From the listing below, pull out all lines with "index" in them.

Data shown:
* Start *
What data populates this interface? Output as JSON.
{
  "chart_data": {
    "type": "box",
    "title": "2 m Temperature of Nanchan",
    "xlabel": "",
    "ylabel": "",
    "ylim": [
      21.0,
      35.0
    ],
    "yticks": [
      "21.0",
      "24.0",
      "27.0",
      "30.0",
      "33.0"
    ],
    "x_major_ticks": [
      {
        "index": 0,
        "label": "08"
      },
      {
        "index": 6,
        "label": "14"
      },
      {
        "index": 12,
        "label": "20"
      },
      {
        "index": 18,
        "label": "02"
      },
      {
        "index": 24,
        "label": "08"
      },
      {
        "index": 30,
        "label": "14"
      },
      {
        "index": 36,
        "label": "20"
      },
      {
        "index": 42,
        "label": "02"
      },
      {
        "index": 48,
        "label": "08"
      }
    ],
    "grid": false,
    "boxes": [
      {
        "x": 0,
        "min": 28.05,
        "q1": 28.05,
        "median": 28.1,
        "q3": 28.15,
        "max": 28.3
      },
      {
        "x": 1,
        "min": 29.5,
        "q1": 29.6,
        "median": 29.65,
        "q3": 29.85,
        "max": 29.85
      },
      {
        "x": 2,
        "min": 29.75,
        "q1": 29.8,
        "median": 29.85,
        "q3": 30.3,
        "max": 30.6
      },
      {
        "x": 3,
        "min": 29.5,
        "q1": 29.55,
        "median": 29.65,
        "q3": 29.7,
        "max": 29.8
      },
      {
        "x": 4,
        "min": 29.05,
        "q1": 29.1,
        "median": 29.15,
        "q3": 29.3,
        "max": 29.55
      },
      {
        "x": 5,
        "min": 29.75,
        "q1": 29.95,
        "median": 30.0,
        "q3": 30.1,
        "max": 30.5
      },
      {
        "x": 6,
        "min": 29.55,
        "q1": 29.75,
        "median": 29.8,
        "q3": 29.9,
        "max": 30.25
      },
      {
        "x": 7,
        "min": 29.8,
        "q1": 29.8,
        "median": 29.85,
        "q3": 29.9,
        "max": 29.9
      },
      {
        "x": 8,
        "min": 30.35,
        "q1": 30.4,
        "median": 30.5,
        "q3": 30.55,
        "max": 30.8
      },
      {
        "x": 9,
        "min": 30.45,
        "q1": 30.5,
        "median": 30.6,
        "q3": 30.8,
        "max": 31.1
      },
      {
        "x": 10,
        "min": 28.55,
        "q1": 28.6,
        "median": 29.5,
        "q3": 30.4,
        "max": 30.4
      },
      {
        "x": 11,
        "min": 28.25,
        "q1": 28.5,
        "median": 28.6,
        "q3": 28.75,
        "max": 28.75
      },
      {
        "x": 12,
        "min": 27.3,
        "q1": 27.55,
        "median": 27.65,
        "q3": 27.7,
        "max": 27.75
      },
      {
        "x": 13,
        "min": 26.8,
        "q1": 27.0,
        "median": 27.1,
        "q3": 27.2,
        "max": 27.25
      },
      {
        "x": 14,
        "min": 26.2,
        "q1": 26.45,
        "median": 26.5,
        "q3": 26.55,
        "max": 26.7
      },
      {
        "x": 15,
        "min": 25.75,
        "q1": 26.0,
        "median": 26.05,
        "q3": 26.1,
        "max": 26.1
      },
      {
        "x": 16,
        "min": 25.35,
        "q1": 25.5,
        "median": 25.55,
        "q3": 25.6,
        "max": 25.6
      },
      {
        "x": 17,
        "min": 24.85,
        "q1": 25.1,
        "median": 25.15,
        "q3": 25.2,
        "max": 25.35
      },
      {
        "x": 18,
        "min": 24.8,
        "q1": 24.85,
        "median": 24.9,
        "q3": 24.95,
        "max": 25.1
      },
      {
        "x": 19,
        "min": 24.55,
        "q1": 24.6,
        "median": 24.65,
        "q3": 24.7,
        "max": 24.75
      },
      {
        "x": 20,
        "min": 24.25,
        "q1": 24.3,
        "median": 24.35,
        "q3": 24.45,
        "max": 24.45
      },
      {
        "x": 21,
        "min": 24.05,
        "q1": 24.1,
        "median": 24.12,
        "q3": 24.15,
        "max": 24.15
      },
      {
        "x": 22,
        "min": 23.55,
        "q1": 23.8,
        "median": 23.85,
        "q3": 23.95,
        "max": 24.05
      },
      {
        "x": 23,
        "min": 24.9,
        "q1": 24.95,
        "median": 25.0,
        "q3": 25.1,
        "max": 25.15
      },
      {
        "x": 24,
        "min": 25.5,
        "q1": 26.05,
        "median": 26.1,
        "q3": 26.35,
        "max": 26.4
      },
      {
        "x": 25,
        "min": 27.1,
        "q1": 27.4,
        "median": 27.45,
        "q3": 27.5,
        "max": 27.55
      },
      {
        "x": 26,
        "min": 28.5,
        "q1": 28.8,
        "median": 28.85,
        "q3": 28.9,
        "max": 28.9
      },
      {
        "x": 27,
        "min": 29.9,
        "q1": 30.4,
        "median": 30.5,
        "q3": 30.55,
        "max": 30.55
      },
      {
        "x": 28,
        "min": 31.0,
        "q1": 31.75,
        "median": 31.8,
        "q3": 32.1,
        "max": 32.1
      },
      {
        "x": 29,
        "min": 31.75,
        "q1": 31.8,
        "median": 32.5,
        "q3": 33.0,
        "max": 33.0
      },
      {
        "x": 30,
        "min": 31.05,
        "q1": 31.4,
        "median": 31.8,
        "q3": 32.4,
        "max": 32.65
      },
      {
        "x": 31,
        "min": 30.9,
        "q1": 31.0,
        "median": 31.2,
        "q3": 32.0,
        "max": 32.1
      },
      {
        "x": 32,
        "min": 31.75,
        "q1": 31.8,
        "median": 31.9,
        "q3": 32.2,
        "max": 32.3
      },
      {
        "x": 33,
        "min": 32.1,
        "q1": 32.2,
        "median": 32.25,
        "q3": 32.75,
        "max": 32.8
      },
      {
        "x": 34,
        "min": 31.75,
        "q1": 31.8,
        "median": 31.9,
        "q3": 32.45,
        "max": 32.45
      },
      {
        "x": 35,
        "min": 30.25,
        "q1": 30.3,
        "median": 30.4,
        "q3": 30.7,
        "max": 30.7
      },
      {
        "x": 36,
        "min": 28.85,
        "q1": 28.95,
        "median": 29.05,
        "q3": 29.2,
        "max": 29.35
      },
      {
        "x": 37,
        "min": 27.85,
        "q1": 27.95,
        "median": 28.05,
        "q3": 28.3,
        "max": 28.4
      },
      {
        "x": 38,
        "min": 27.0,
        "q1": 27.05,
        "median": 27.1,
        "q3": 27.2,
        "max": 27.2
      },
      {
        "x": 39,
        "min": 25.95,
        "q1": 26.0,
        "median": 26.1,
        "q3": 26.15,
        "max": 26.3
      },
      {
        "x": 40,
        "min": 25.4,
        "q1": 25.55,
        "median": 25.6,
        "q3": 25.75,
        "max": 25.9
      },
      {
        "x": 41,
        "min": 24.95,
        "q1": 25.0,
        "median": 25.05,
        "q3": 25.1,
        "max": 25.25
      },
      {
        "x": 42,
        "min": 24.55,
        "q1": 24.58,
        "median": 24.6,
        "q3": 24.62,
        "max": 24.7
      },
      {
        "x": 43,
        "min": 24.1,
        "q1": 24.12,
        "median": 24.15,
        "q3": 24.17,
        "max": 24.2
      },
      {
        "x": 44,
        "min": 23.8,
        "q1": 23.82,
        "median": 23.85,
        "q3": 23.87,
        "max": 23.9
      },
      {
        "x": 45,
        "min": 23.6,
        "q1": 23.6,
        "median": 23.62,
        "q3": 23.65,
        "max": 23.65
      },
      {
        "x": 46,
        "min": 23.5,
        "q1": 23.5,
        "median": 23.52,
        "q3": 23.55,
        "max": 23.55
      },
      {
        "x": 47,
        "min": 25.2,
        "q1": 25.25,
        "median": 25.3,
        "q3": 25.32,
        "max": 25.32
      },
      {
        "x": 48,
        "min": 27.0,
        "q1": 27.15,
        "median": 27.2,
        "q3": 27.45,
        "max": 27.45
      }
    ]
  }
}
* End *
Answer to the task:
        "index": 0,
        "index": 6,
        "index": 12,
        "index": 18,
        "index": 24,
        "index": 30,
        "index": 36,
        "index": 42,
        "index": 48,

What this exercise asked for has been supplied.